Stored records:
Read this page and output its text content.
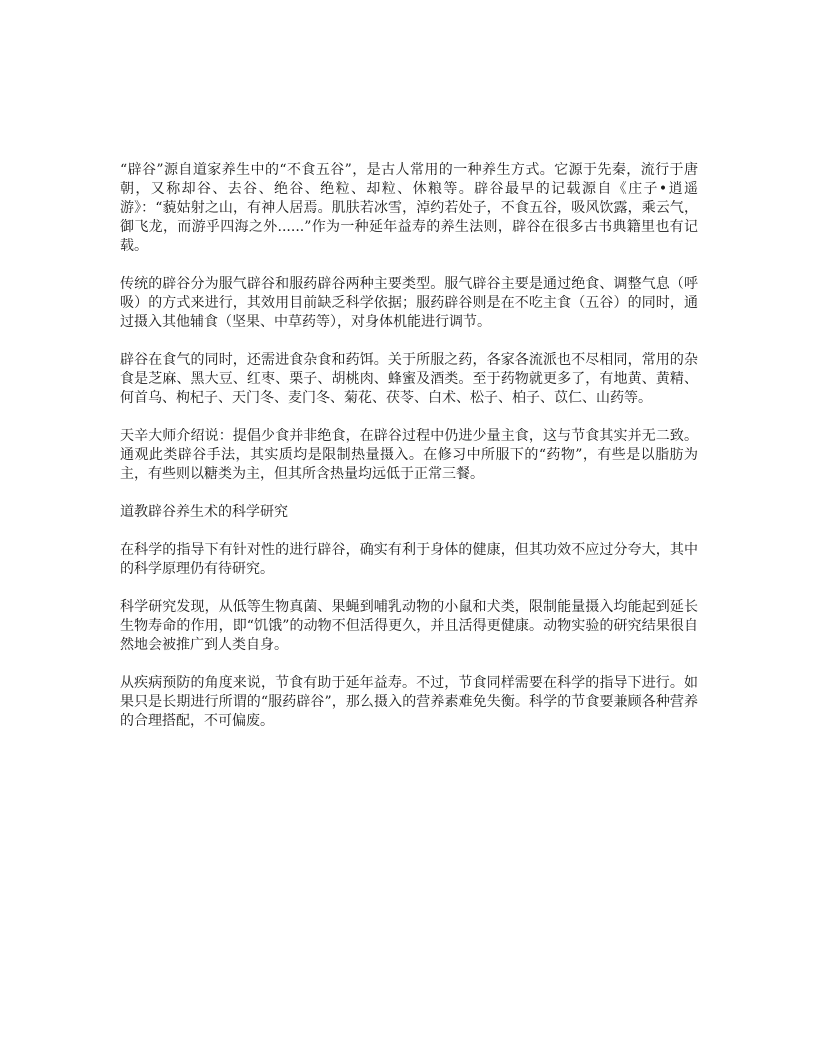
“辟谷”源自道家养生中的“不食五谷”，是古人常用的一种养生方式。它源于先秦，流行于唐朝，又称却谷、去谷、绝谷、绝粒、却粒、休粮等。辟谷最早的记载源自《庄子•逍遥游》：“藐姑射之山，有神人居焉。肌肤若冰雪，淖约若处子，不食五谷，吸风饮露，乘云气，御飞龙，而游乎四海之外......”作为一种延年益寿的养生法则，辟谷在很多古书典籍里也有记载。

传统的辟谷分为服气辟谷和服药辟谷两种主要类型。服气辟谷主要是通过绝食、调整气息（呼吸）的方式来进行，其效用目前缺乏科学依据；服药辟谷则是在不吃主食（五谷）的同时，通过摄入其他辅食（坚果、中草药等），对身体机能进行调节。

辟谷在食气的同时，还需进食杂食和药饵。关于所服之药，各家各流派也不尽相同，常用的杂食是芝麻、黑大豆、红枣、栗子、胡桃肉、蜂蜜及酒类。至于药物就更多了，有地黄、黄精、何首乌、枸杞子、天门冬、麦门冬、菊花、茯苓、白术、松子、柏子、苡仁、山药等。

天辛大师介绍说：提倡少食并非绝食，在辟谷过程中仍进少量主食，这与节食其实并无二致。通观此类辟谷手法，其实质均是限制热量摄入。在修习中所服下的“药物”，有些是以脂肪为主，有些则以糖类为主，但其所含热量均远低于正常三餐。

道教辟谷养生术的科学研究

在科学的指导下有针对性的进行辟谷，确实有利于身体的健康，但其功效不应过分夸大，其中的科学原理仍有待研究。

科学研究发现，从低等生物真菌、果蝇到哺乳动物的小鼠和犬类，限制能量摄入均能起到延长生物寿命的作用，即“饥饿”的动物不但活得更久，并且活得更健康。动物实验的研究结果很自然地会被推广到人类自身。

从疾病预防的角度来说，节食有助于延年益寿。不过，节食同样需要在科学的指导下进行。如果只是长期进行所谓的“服药辟谷”，那么摄入的营养素难免失衡。科学的节食要兼顾各种营养的合理搭配，不可偏废。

**What needs to be done:**
Could you repeat all of the material exactly? Pictures should not be copied.

**Finished answer:**
Read this page and output its text content.
“辟谷”源自道家养生中的“不食五谷”，是古人常用的一种养生方式。它源于先秦，流行于唐朝，又称却谷、去谷、绝谷、绝粒、却粒、休粮等。辟谷最早的记载源自《庄子•逍遥游》：“藐姑射之山，有神人居焉。肌肤若冰雪，淖约若处子，不食五谷，吸风饮露，乘云气，御飞龙，而游乎四海之外......”作为一种延年益寿的养生法则，辟谷在很多古书典籍里也有记载。

传统的辟谷分为服气辟谷和服药辟谷两种主要类型。服气辟谷主要是通过绝食、调整气息（呼吸）的方式来进行，其效用目前缺乏科学依据；服药辟谷则是在不吃主食（五谷）的同时，通过摄入其他辅食（坚果、中草药等），对身体机能进行调节。

辟谷在食气的同时，还需进食杂食和药饵。关于所服之药，各家各流派也不尽相同，常用的杂食是芝麻、黑大豆、红枣、栗子、胡桃肉、蜂蜜及酒类。至于药物就更多了，有地黄、黄精、何首乌、枸杞子、天门冬、麦门冬、菊花、茯苓、白术、松子、柏子、苡仁、山药等。

天辛大师介绍说：提倡少食并非绝食，在辟谷过程中仍进少量主食，这与节食其实并无二致。通观此类辟谷手法，其实质均是限制热量摄入。在修习中所服下的“药物”，有些是以脂肪为主，有些则以糖类为主，但其所含热量均远低于正常三餐。

道教辟谷养生术的科学研究

在科学的指导下有针对性的进行辟谷，确实有利于身体的健康，但其功效不应过分夸大，其中的科学原理仍有待研究。

科学研究发现，从低等生物真菌、果蝇到哺乳动物的小鼠和犬类，限制能量摄入均能起到延长生物寿命的作用，即“饥饿”的动物不但活得更久，并且活得更健康。动物实验的研究结果很自然地会被推广到人类自身。

从疾病预防的角度来说，节食有助于延年益寿。不过，节食同样需要在科学的指导下进行。如果只是长期进行所谓的“服药辟谷”，那么摄入的营养素难免失衡。科学的节食要兼顾各种营养的合理搭配，不可偏废。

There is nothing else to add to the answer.